■ OBJECTIVE
Nothing may be dropped or altered: reproduce all the data.

--- start of MATERIAL FOR THIS EXERCISE ---

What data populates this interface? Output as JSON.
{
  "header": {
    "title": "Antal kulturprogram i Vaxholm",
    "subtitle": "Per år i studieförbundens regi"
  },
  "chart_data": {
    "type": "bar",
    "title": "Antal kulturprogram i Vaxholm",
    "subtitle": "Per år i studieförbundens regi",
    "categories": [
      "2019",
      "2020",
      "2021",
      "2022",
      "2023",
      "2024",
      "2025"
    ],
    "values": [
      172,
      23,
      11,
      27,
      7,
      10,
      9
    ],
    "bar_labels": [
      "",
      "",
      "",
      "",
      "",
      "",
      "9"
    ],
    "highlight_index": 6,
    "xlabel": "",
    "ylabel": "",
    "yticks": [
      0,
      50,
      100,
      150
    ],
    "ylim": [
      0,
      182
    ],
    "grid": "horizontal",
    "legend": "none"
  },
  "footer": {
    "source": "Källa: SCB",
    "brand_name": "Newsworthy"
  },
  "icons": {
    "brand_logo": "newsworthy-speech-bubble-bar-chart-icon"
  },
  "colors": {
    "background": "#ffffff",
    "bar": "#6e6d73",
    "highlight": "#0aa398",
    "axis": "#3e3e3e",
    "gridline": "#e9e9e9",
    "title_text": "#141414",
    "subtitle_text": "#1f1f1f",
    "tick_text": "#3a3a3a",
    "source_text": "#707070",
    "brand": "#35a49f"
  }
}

--- end of MATERIAL FOR THIS EXERCISE ---

■ SOLUTION
What data populates this interface? Output as JSON.
{
  "header": {
    "title": "Antal kulturprogram i Vaxholm",
    "subtitle": "Per år i studieförbundens regi"
  },
  "chart_data": {
    "type": "bar",
    "title": "Antal kulturprogram i Vaxholm",
    "subtitle": "Per år i studieförbundens regi",
    "categories": [
      "2019",
      "2020",
      "2021",
      "2022",
      "2023",
      "2024",
      "2025"
    ],
    "values": [
      172,
      23,
      11,
      27,
      7,
      10,
      9
    ],
    "bar_labels": [
      "",
      "",
      "",
      "",
      "",
      "",
      "9"
    ],
    "highlight_index": 6,
    "xlabel": "",
    "ylabel": "",
    "yticks": [
      0,
      50,
      100,
      150
    ],
    "ylim": [
      0,
      182
    ],
    "grid": "horizontal",
    "legend": "none"
  },
  "footer": {
    "source": "Källa: SCB",
    "brand_name": "Newsworthy"
  },
  "icons": {
    "brand_logo": "newsworthy-speech-bubble-bar-chart-icon"
  },
  "colors": {
    "background": "#ffffff",
    "bar": "#6e6d73",
    "highlight": "#0aa398",
    "axis": "#3e3e3e",
    "gridline": "#e9e9e9",
    "title_text": "#141414",
    "subtitle_text": "#1f1f1f",
    "tick_text": "#3a3a3a",
    "source_text": "#707070",
    "brand": "#35a49f"
  }
}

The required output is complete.